■ Given exercise A ■
Using the BC Assessment passage, answer these:
(i) How many privately held properties across BC does BC Assessment value?
(ii) On what date is a property assessment set?
(iii) In what year did the government step in to cap the assessment?
■ Given exercise B ■
Reproduce the stretch of the BC Assessment passage from "BC Assessment analyzes" through "from 2008 highs.".
■ Given exercise C ■
Carry on the BC Assessment passage, picking up right after its final sentence.

■ Given passage ■

§ §

BC Assessment: Here's the starting point. The most conservative valuation of your home comes from this self-supporting Crown Corporation. BC Assessment is in charge of attaching a dollar value to all of the 2 million properties in private hands throughout BC. It does this so that each municipality and taxing authority can collect property taxes based on a provincewide assessment standard.

This doesn't mean that someone from BC Assessment will visit your home every year. While it has appraisers, it doesn't have nearly enough for that. BC Assessment has a vast data bank which includes information from municipalities, the provincial government, the real estate boards and others.

Your property assessment is set on July 1 of the previous year and based on dozens of factors including:

  • finished area
  • age
  • lot size
  • number of bedrooms and bathrooms
  • condition and quality
  • layout
  • sundecks and patios
  • outbuildings like sheds and garages
  • views
  • traffic and noise
  • schools
  • neighbourhood amenities

BC Assessment analyzes home sales in bulk to establish market value for properties with similar attributes in similar neighbourhoods. Basically, it looks at the same things you do when you're house hunting: "Well this one's nice inside but it's too close to all that traffic on Main Boulevard. The other one's a bit smaller, but it's on a quieter street and it's got a finished basement."

 

Most assessments go up because of changes in the overall real estate market. If your neighbourhood suddenly became hot last year and homes were selling for far more than they did the year before, you'll see it in your assessment this year.

 

When there are extreme market changes, the government has even stepped in to cap the assessment. It did so in 2009 when prices in some places fell by over $100,000 from 2008 highs.

 

Your assessment could also go up because of something you did, e.g., took out a building permit for an addition or substantial updating. By changing the size or the effective age of your house, you've made it more valuable.

§ §

■ Provided records ■

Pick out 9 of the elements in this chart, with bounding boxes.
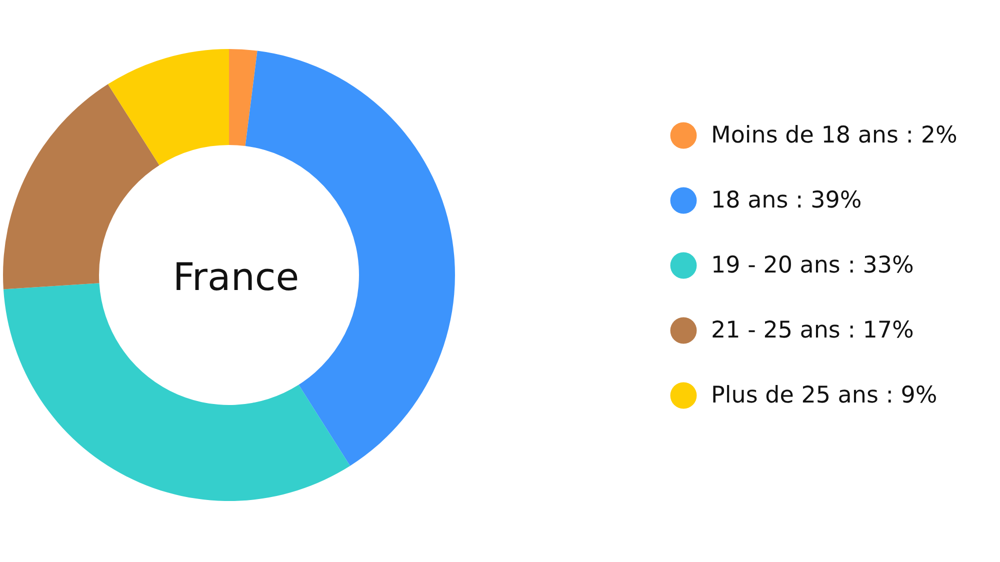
legend-label: 21 - 25 ans : 17%: [711, 318, 914, 344]
donut-slice: [108, 49, 229, 166]
donut-slice: [3, 84, 160, 290]
donut-slice: [229, 49, 258, 146]
legend-label: Moins de 18 ans : 2%: [711, 122, 958, 148]
legend-label: 19 - 20 ans : 33%: [711, 252, 914, 278]
legend-label: Plus de 25 ans : 9%: [711, 382, 938, 408]
legend-label: 18 ans : 39%: [711, 188, 862, 214]
text: France: [172, 255, 300, 299]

§ §

■ Final answer A ■
(i) 2 million
(ii) July 1 of the previous year
(iii) 2009

■ Final answer B ■
BC Assessment analyzes home sales in bulk to establish market value for properties with similar attributes in similar neighbourhoods. Basically, it looks at the same things you do when you're house hunting: "Well this one's nice inside but it's too close to all that traffic on Main Boulevard. The other one's a bit smaller, but it's on a quieter street and it's got a finished basement."

 

Most assessments go up because of changes in the overall real estate market. If your neighbourhood suddenly became hot last year and homes were selling for far more than they did the year before, you'll see it in your assessment this year.

 

When there are extreme market changes, the government has even stepped in to cap the assessment. It did so in 2009 when prices in some places fell by over $100,000 from 2008 highs.

■ Final answer C ■
So What Is My Home Worth?

You can see how your assessment compares to that of other similar homes using BC Assessment's e-valueBC tool. Keep in mind, though that the values shown are for July of last year.

 

You can talk to a Realtor, or several. They know the local market inside out. Realtors often have their own methods for determining the market value of a home, and you could get several answers, all within the same ballpark. What the home actually lists for could be different again, depending on the Realtor's selling strategy. For instance, in a seller's market the list price could be lower than those of comparable homes, in hopes of inciting a bidding war.

 

If you want a detailed, current valuation, you can access the same data that lenders and real estate professionals use. Landcor Data Corporation's Property Valuator report costs $29.95, and along with a current market value, you get a history of the property, assessment data, neighbourhood market trends and much more. Landcor uses the BC Assessment database and other sources and analyzes the mountain of data using its own proprietary methods.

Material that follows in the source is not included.